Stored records
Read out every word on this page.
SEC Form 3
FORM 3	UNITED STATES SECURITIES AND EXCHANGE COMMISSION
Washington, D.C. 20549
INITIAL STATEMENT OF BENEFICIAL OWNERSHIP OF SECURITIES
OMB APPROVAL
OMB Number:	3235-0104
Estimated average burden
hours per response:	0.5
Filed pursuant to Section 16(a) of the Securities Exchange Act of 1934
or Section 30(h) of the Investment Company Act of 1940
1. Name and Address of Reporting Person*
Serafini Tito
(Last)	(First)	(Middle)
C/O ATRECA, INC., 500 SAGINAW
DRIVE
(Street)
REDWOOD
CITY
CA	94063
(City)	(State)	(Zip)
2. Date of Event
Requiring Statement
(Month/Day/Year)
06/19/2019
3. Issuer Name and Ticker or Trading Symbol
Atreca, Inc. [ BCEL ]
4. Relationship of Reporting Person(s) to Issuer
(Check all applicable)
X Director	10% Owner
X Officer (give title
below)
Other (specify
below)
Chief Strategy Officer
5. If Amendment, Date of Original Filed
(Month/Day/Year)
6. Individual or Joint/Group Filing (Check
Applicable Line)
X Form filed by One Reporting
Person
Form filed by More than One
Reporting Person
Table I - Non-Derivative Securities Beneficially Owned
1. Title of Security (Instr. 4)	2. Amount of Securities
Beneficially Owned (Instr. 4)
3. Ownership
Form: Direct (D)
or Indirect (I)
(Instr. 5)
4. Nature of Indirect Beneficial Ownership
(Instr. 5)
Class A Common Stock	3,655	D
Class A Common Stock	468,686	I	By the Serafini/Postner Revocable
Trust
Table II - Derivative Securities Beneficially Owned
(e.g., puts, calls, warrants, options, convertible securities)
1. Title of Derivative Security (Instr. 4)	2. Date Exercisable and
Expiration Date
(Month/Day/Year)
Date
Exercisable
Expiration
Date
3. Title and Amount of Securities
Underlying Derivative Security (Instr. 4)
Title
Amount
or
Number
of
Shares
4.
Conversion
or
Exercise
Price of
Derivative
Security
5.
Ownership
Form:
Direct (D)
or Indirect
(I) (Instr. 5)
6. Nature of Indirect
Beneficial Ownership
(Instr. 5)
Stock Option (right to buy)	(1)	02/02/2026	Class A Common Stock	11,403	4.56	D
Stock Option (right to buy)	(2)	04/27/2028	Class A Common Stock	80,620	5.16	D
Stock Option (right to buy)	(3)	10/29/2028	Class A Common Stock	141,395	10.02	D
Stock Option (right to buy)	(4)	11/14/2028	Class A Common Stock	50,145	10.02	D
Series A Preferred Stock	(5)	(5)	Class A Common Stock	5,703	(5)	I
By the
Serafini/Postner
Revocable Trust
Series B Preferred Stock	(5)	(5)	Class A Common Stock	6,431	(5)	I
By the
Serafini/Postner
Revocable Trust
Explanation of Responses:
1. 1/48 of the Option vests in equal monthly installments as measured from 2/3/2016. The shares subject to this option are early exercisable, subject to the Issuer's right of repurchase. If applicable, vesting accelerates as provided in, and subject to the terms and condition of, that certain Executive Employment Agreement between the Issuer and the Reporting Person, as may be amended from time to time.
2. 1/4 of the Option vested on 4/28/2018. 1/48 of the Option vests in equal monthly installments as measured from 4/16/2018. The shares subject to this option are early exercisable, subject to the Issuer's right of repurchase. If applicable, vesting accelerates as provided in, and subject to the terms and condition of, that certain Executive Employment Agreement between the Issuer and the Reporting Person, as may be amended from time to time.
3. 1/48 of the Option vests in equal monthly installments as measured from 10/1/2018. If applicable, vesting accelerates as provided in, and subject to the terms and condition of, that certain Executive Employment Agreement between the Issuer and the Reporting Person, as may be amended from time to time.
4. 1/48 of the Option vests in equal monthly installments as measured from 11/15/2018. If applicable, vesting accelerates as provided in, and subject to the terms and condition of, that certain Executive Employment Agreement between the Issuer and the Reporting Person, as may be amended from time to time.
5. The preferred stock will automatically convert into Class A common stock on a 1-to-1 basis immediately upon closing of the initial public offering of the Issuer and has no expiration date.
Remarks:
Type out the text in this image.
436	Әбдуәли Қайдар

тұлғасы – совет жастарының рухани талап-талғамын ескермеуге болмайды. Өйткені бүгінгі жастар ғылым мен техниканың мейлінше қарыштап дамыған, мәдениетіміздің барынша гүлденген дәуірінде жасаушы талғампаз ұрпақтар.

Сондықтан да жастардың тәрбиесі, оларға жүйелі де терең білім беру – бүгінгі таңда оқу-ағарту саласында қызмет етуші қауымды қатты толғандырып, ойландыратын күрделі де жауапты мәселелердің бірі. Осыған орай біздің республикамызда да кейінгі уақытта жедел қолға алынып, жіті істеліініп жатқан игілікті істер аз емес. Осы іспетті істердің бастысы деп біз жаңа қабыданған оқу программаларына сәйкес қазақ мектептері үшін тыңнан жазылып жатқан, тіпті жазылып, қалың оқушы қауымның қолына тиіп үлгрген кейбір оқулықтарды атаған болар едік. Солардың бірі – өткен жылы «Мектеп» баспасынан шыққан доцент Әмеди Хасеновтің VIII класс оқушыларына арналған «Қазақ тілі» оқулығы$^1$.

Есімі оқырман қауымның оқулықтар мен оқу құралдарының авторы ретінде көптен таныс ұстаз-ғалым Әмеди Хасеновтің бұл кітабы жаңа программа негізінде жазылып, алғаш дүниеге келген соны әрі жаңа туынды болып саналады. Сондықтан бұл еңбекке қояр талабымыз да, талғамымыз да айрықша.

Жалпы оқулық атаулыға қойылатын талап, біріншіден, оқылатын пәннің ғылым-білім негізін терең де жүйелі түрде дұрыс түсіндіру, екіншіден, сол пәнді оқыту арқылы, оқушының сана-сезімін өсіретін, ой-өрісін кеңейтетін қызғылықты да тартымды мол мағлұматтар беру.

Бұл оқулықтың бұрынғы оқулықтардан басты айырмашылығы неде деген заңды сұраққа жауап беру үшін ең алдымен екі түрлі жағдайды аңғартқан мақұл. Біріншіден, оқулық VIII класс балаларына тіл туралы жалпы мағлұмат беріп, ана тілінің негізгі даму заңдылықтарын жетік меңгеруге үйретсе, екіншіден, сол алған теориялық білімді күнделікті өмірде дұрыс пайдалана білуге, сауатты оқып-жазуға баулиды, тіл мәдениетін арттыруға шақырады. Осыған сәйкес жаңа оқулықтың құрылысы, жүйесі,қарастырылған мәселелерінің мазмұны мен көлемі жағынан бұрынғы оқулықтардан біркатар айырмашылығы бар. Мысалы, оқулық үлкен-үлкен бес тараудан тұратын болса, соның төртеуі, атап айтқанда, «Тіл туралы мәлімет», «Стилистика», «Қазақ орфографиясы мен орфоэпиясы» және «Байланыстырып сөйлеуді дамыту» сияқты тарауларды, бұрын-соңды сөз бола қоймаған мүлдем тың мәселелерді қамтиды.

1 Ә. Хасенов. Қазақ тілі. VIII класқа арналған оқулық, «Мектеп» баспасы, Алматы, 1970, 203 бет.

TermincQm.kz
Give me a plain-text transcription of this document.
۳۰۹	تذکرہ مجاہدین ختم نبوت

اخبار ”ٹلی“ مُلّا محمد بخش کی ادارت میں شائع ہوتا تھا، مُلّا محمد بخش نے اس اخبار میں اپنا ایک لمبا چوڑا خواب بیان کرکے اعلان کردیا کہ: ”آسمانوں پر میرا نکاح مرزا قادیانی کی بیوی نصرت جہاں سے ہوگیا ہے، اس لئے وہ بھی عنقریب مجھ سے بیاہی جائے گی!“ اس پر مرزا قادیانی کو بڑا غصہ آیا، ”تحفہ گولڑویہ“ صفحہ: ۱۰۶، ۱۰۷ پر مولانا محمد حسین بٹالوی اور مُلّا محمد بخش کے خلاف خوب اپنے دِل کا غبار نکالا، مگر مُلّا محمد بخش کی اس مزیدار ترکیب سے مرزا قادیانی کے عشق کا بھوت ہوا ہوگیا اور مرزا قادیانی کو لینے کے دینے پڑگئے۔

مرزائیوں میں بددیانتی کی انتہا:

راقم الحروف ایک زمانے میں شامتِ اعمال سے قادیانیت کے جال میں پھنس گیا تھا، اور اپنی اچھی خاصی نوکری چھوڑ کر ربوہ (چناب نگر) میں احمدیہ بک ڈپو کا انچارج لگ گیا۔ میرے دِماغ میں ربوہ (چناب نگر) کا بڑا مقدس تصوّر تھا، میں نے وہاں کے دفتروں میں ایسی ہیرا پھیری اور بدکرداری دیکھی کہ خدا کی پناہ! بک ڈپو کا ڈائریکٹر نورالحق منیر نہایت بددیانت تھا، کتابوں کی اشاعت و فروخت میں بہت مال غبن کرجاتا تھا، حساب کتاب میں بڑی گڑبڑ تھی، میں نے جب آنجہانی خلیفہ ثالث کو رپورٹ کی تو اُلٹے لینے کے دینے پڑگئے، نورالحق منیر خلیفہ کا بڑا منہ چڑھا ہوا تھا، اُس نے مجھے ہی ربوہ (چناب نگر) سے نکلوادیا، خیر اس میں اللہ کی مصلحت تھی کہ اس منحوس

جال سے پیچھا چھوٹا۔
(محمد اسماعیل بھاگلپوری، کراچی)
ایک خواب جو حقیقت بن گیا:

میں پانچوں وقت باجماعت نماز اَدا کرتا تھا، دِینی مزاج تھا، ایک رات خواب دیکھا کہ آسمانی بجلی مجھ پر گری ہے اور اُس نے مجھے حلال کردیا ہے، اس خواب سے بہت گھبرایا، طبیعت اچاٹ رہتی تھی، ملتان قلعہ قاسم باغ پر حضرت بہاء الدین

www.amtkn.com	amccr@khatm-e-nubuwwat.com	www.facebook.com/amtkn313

> **PROBLEM DESCRIPTION**
Report how many lines in the entries hold the string "Security". Nothing but the number is wanted.

> **RESPONSE**
4